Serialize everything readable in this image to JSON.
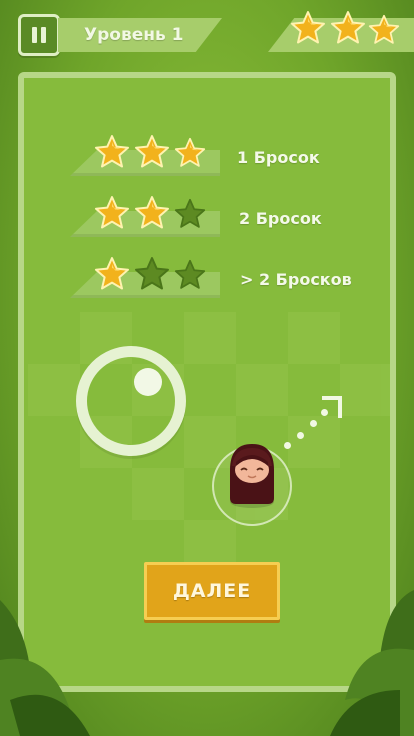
{
  "header": {
    "level_title": "Уровень 1",
    "earned_stars": 3,
    "max_stars": 3
  },
  "score_table": [
    {
      "label": "1 Бросок",
      "stars": 3
    },
    {
      "label": "2 Бросок",
      "stars": 2
    },
    {
      "label": "> 2 Бросков",
      "stars": 1
    }
  ],
  "buttons": {
    "next_label": "ДАЛЕЕ",
    "pause_icon": "pause-icon"
  },
  "colors": {
    "star_gold": "#f2b21c",
    "star_empty": "#5d8a22",
    "button": "#e1a41a",
    "panel": "#86bb3c"
  }
}
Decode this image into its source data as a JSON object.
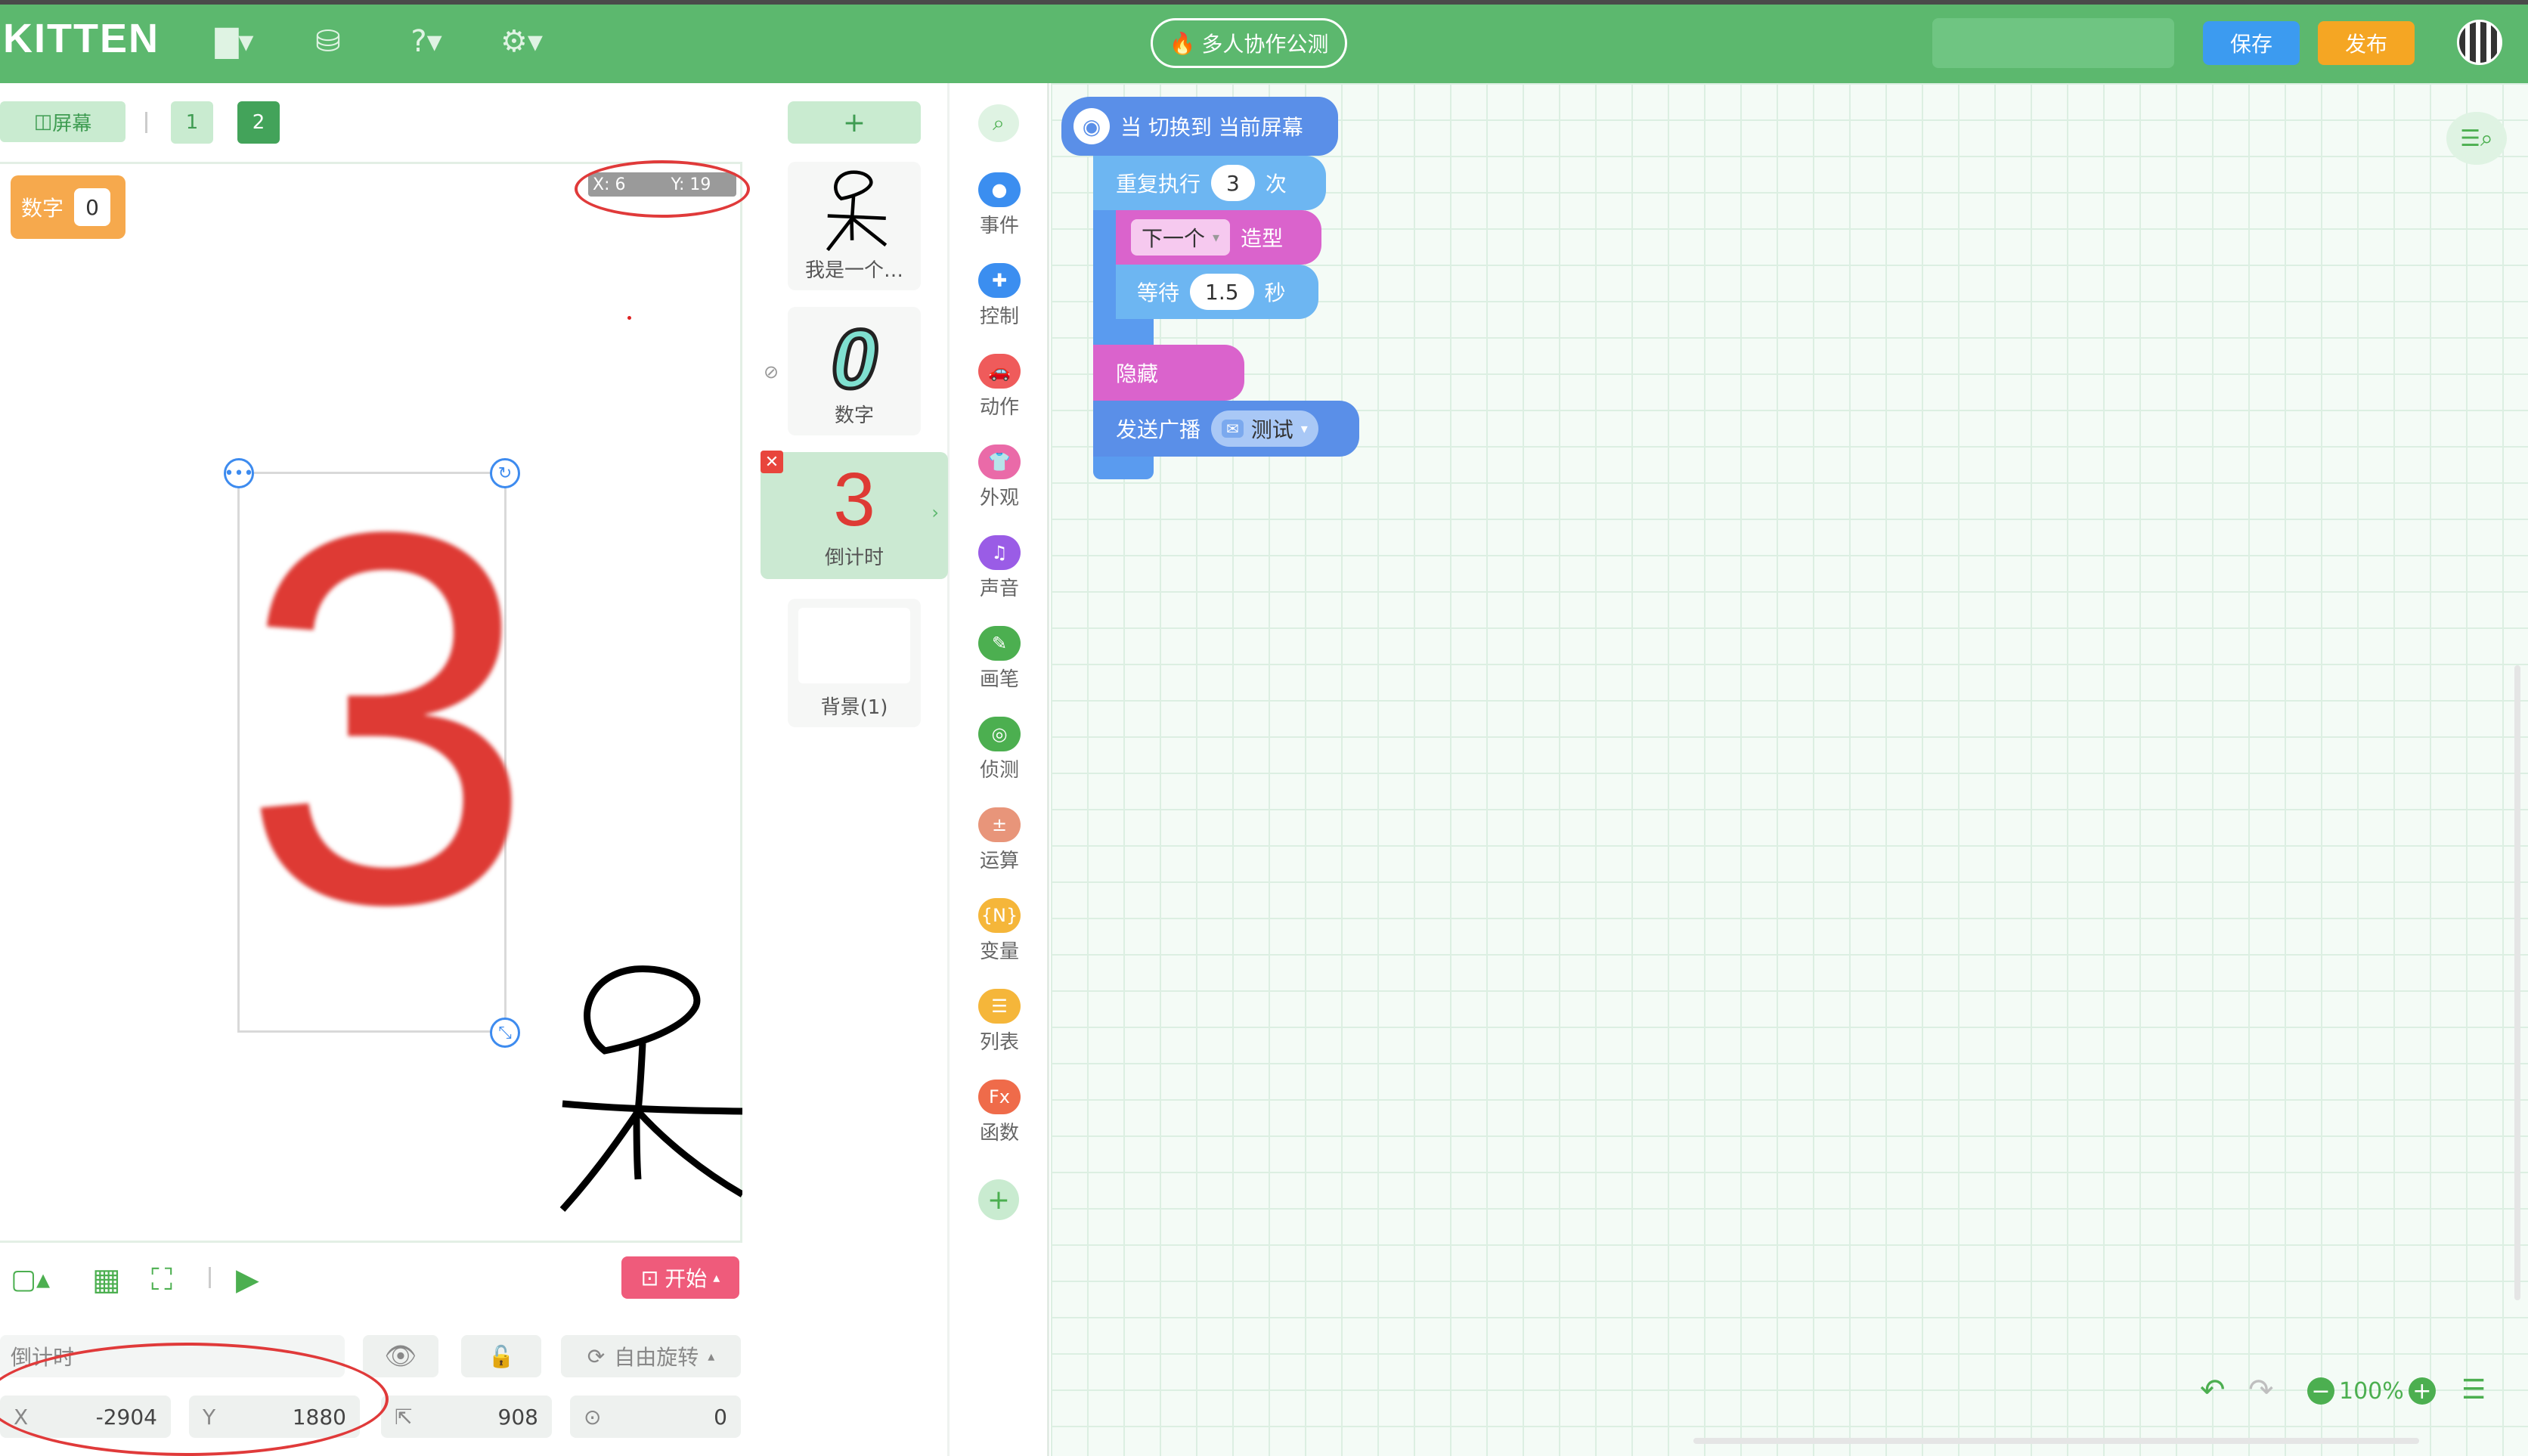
{
  "header": {
    "logo": "KITTEN",
    "collab_label": "多人协作公测",
    "save_label": "保存",
    "publish_label": "发布",
    "icons": [
      "folder-icon",
      "backpack-icon",
      "help-icon",
      "settings-icon"
    ]
  },
  "stage_toolbar": {
    "screen_label": "屏幕",
    "pages": [
      "1",
      "2"
    ],
    "active_page": "2"
  },
  "stage": {
    "variable_monitor": {
      "label": "数字",
      "value": "0"
    },
    "coords_tip": {
      "x": "X: 6",
      "y": "Y: 19"
    },
    "big_number": "3"
  },
  "stage_bottom": {
    "start_label": "开始"
  },
  "properties": {
    "sprite_name_placeholder": "倒计时",
    "rotation_mode": "自由旋转",
    "x_label": "X",
    "x_value": "-2904",
    "y_label": "Y",
    "y_value": "1880",
    "size_value": "908",
    "direction_value": "0"
  },
  "sprites": {
    "add_label": "+",
    "items": [
      {
        "name": "我是一个…"
      },
      {
        "name": "数字",
        "glyph": "0"
      },
      {
        "name": "倒计时",
        "glyph": "3"
      },
      {
        "name": "背景(1)"
      }
    ]
  },
  "categories": [
    {
      "label": "事件",
      "color": "#3b8ef0",
      "icon": "event-icon"
    },
    {
      "label": "控制",
      "color": "#3b8ef0",
      "icon": "control-icon"
    },
    {
      "label": "动作",
      "color": "#ef5b5b",
      "icon": "motion-icon"
    },
    {
      "label": "外观",
      "color": "#ea6aa8",
      "icon": "looks-icon"
    },
    {
      "label": "声音",
      "color": "#9a5ce6",
      "icon": "sound-icon"
    },
    {
      "label": "画笔",
      "color": "#4caf50",
      "icon": "pen-icon"
    },
    {
      "label": "侦测",
      "color": "#4caf50",
      "icon": "sensing-icon"
    },
    {
      "label": "运算",
      "color": "#e8957a",
      "icon": "operator-icon"
    },
    {
      "label": "变量",
      "color": "#f5b63a",
      "icon": "variable-icon"
    },
    {
      "label": "列表",
      "color": "#f5b63a",
      "icon": "list-icon"
    },
    {
      "label": "函数",
      "color": "#ef6b4a",
      "icon": "function-icon"
    }
  ],
  "cat_glyphs": [
    "●",
    "✚",
    "🚗",
    "👕",
    "♫",
    "✎",
    "◎",
    "±",
    "{N}",
    "☰",
    "Fx"
  ],
  "blocks": {
    "hat": "当 切换到 当前屏幕",
    "repeat": "重复执行",
    "repeat_count": "3",
    "repeat_unit": "次",
    "next_costume_dropdown": "下一个",
    "costume_suffix": "造型",
    "wait": "等待",
    "wait_value": "1.5",
    "wait_unit": "秒",
    "hide": "隐藏",
    "broadcast": "发送广播",
    "broadcast_msg": "测试"
  },
  "workspace": {
    "zoom": "100%"
  }
}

→ **Your goal**
Reproduce every entry word for word, but skip any pictures.

→ **Solution to the problem**
Serialize everything readable in this image to JSON.
{
  "header": {
    "level_title": "Уровень 1",
    "earned_stars": 3,
    "max_stars": 3
  },
  "score_table": [
    {
      "label": "1 Бросок",
      "stars": 3
    },
    {
      "label": "2 Бросок",
      "stars": 2
    },
    {
      "label": "> 2 Бросков",
      "stars": 1
    }
  ],
  "buttons": {
    "next_label": "ДАЛЕЕ",
    "pause_icon": "pause-icon"
  },
  "colors": {
    "star_gold": "#f2b21c",
    "star_empty": "#5d8a22",
    "button": "#e1a41a",
    "panel": "#86bb3c"
  }
}
Decode this image into its source data as a JSON object.
{
  "header": {
    "logo": "KITTEN",
    "collab_label": "多人协作公测",
    "save_label": "保存",
    "publish_label": "发布",
    "icons": [
      "folder-icon",
      "backpack-icon",
      "help-icon",
      "settings-icon"
    ]
  },
  "stage_toolbar": {
    "screen_label": "屏幕",
    "pages": [
      "1",
      "2"
    ],
    "active_page": "2"
  },
  "stage": {
    "variable_monitor": {
      "label": "数字",
      "value": "0"
    },
    "coords_tip": {
      "x": "X: 6",
      "y": "Y: 19"
    },
    "big_number": "3"
  },
  "stage_bottom": {
    "start_label": "开始"
  },
  "properties": {
    "sprite_name_placeholder": "倒计时",
    "rotation_mode": "自由旋转",
    "x_label": "X",
    "x_value": "-2904",
    "y_label": "Y",
    "y_value": "1880",
    "size_value": "908",
    "direction_value": "0"
  },
  "sprites": {
    "add_label": "+",
    "items": [
      {
        "name": "我是一个…"
      },
      {
        "name": "数字",
        "glyph": "0"
      },
      {
        "name": "倒计时",
        "glyph": "3"
      },
      {
        "name": "背景(1)"
      }
    ]
  },
  "categories": [
    {
      "label": "事件",
      "color": "#3b8ef0",
      "icon": "event-icon"
    },
    {
      "label": "控制",
      "color": "#3b8ef0",
      "icon": "control-icon"
    },
    {
      "label": "动作",
      "color": "#ef5b5b",
      "icon": "motion-icon"
    },
    {
      "label": "外观",
      "color": "#ea6aa8",
      "icon": "looks-icon"
    },
    {
      "label": "声音",
      "color": "#9a5ce6",
      "icon": "sound-icon"
    },
    {
      "label": "画笔",
      "color": "#4caf50",
      "icon": "pen-icon"
    },
    {
      "label": "侦测",
      "color": "#4caf50",
      "icon": "sensing-icon"
    },
    {
      "label": "运算",
      "color": "#e8957a",
      "icon": "operator-icon"
    },
    {
      "label": "变量",
      "color": "#f5b63a",
      "icon": "variable-icon"
    },
    {
      "label": "列表",
      "color": "#f5b63a",
      "icon": "list-icon"
    },
    {
      "label": "函数",
      "color": "#ef6b4a",
      "icon": "function-icon"
    }
  ],
  "cat_glyphs": [
    "●",
    "✚",
    "🚗",
    "👕",
    "♫",
    "✎",
    "◎",
    "±",
    "{N}",
    "☰",
    "Fx"
  ],
  "blocks": {
    "hat": "当 切换到 当前屏幕",
    "repeat": "重复执行",
    "repeat_count": "3",
    "repeat_unit": "次",
    "next_costume_dropdown": "下一个",
    "costume_suffix": "造型",
    "wait": "等待",
    "wait_value": "1.5",
    "wait_unit": "秒",
    "hide": "隐藏",
    "broadcast": "发送广播",
    "broadcast_msg": "测试"
  },
  "workspace": {
    "zoom": "100%"
  }
}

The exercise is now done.